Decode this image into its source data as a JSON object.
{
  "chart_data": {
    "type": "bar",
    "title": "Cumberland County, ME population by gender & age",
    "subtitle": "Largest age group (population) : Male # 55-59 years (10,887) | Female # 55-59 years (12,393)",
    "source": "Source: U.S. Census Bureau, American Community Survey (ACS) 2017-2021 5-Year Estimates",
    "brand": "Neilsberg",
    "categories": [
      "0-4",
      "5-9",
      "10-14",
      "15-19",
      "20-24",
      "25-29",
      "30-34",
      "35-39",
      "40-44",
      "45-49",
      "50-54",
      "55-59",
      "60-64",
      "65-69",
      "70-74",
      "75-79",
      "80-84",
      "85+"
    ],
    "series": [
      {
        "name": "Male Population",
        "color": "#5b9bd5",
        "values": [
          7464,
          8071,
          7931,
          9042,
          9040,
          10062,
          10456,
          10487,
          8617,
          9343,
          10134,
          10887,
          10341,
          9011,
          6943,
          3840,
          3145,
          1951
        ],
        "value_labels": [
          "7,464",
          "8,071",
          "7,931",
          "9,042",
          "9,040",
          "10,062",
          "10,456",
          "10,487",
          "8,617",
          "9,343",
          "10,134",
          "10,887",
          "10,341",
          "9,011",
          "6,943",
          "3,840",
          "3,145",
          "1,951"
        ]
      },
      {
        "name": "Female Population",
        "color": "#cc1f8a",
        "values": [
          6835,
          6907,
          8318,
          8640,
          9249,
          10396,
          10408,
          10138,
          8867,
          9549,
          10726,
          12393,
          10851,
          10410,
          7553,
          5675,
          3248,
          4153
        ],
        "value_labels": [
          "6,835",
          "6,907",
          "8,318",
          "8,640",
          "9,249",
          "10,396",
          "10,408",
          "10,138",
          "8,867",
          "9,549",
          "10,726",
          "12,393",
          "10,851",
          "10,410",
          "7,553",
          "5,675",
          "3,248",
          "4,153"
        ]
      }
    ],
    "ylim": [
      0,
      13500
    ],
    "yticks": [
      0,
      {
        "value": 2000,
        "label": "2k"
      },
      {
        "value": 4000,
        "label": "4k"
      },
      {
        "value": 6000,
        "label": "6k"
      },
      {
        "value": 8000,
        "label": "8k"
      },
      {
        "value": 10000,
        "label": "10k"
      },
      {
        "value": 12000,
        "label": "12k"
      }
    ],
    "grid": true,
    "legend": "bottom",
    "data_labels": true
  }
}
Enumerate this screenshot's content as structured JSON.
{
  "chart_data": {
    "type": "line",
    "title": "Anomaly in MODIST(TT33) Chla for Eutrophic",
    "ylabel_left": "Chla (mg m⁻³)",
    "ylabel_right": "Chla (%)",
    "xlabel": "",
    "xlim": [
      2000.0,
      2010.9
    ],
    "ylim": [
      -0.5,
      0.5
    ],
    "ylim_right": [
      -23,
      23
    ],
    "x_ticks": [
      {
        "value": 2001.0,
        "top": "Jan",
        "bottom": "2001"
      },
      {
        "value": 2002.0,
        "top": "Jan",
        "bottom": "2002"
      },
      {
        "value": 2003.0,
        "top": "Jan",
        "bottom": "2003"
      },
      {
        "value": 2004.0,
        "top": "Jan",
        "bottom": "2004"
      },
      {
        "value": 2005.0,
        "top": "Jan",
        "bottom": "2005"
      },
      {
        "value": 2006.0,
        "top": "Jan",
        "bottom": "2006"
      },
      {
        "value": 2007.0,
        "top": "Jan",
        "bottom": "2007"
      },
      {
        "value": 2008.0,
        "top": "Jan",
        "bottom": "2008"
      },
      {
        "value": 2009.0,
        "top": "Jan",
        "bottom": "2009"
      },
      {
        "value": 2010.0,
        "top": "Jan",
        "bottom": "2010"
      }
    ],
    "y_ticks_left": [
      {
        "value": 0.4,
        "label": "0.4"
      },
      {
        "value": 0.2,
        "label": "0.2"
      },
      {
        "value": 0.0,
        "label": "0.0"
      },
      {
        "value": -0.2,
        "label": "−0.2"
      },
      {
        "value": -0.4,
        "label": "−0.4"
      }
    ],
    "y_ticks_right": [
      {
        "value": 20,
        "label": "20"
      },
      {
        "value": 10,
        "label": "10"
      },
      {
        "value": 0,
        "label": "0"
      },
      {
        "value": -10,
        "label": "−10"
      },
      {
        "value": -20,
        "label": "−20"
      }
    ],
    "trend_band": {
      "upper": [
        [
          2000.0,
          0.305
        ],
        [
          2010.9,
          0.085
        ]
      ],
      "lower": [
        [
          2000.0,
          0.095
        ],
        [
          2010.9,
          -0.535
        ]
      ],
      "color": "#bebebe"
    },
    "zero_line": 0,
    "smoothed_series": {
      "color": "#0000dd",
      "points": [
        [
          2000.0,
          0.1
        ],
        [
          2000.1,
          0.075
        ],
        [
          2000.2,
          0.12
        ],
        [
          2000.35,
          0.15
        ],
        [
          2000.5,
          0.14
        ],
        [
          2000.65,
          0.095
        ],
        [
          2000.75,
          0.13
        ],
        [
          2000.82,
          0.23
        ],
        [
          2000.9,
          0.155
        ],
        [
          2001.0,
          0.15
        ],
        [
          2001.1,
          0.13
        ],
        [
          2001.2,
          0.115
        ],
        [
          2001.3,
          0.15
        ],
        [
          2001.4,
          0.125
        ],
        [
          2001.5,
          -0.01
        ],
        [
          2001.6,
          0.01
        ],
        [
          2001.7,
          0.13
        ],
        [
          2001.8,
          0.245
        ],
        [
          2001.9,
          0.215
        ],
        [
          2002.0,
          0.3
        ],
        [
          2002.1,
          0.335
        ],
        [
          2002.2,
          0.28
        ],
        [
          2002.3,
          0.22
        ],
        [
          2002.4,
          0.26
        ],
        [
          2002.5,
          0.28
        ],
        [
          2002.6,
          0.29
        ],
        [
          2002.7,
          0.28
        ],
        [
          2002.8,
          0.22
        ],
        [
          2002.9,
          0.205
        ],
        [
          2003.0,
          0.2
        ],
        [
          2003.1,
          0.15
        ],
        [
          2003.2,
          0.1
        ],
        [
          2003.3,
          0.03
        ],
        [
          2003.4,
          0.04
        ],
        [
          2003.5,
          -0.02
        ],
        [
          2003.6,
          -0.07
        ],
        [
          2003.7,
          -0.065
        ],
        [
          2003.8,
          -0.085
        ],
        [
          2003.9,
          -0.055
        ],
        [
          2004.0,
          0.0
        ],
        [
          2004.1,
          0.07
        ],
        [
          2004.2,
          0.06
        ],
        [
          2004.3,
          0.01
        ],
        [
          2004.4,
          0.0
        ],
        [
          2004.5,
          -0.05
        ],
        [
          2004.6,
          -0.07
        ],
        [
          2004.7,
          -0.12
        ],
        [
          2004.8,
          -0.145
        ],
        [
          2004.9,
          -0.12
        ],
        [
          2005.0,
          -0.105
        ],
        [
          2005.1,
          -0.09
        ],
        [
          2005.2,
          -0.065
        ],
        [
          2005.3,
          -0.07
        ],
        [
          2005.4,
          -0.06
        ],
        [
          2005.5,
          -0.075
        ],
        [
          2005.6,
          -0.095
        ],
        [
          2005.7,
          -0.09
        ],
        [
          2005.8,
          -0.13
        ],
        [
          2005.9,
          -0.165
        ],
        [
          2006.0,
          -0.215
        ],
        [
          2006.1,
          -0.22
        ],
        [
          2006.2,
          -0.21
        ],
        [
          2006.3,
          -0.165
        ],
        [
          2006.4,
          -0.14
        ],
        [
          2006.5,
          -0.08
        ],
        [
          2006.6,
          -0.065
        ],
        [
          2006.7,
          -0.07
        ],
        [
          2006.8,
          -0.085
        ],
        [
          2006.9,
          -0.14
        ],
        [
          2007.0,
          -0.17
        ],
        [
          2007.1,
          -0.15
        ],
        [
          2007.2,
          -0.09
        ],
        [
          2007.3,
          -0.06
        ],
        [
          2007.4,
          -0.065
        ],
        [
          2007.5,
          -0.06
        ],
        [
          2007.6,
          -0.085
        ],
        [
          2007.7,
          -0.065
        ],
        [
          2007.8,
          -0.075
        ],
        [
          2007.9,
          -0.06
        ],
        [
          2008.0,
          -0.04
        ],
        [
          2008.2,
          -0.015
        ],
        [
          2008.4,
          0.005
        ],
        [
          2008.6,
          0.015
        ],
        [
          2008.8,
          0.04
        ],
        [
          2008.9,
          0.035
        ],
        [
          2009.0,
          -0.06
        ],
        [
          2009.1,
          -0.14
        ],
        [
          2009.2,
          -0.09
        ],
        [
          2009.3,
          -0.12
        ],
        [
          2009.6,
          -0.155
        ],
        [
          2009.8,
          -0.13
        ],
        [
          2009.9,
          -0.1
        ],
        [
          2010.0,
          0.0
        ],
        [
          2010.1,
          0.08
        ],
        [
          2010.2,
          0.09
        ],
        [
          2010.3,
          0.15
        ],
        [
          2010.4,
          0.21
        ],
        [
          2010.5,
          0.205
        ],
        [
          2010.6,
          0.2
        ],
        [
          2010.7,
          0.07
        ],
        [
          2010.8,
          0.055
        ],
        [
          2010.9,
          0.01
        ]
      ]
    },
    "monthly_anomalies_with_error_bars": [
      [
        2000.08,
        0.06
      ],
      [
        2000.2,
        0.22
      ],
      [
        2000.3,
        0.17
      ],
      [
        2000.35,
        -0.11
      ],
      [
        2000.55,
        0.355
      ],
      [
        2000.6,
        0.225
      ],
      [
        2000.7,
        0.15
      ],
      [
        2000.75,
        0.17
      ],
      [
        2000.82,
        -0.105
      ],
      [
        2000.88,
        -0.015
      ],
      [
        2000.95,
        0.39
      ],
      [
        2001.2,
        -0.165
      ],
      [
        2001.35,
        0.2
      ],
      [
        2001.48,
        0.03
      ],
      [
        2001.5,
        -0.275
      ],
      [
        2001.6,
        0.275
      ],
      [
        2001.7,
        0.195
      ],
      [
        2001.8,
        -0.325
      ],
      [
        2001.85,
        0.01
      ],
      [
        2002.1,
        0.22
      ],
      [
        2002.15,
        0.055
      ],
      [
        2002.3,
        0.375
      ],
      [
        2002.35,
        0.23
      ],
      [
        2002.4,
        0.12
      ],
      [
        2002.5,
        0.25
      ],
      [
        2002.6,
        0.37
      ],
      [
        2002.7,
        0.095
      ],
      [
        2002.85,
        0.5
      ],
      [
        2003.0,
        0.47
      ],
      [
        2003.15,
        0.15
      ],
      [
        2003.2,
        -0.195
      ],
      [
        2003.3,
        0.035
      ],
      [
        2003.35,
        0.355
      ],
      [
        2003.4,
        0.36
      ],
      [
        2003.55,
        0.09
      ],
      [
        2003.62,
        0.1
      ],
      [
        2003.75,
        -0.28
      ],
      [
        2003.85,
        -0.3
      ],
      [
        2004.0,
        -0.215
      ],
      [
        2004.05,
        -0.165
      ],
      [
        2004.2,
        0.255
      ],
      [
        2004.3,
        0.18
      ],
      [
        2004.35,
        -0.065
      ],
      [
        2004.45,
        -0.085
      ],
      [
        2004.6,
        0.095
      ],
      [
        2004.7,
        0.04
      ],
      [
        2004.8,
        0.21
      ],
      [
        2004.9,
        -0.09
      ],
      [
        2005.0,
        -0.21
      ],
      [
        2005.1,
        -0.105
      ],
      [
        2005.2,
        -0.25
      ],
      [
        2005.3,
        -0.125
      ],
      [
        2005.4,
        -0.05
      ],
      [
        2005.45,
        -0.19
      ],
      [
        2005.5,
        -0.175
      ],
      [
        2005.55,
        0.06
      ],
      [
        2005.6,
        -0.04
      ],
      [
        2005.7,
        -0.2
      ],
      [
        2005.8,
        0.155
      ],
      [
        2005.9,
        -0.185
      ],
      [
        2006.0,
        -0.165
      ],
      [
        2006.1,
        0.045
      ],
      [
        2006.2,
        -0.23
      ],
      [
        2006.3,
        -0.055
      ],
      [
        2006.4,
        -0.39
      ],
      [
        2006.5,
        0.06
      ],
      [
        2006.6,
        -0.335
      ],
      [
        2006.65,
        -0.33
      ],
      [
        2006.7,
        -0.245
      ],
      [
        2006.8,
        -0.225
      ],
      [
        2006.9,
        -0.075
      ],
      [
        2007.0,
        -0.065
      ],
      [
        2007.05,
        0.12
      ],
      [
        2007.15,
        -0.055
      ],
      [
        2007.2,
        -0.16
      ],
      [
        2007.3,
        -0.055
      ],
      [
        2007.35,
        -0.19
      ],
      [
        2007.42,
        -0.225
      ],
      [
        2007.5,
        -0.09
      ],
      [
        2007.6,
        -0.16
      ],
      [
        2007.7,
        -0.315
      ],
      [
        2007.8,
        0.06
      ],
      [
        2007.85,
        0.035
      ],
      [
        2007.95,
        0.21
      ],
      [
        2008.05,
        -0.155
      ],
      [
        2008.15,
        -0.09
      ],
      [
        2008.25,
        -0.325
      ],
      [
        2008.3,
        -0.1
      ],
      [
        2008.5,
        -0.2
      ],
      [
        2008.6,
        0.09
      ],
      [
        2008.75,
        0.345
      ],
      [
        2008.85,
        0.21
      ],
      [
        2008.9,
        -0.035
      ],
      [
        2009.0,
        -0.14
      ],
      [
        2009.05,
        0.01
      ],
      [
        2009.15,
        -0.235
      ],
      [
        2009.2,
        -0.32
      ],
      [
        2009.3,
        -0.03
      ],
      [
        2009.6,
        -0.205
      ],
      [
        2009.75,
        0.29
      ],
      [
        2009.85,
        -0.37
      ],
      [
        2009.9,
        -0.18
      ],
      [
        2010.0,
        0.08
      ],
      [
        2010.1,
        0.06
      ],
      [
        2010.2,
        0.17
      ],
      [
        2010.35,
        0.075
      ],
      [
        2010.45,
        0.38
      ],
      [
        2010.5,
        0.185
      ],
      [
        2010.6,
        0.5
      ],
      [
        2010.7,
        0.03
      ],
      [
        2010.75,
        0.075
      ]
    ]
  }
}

- [Exercise instructions]
Pick out every line of the listing containing the word "color", and show those lines.

- [Correct result]
        "color": "#5b9bd5",
        "color": "#cc1f8a",
      "color": "#bebebe"
      "color": "#0000dd",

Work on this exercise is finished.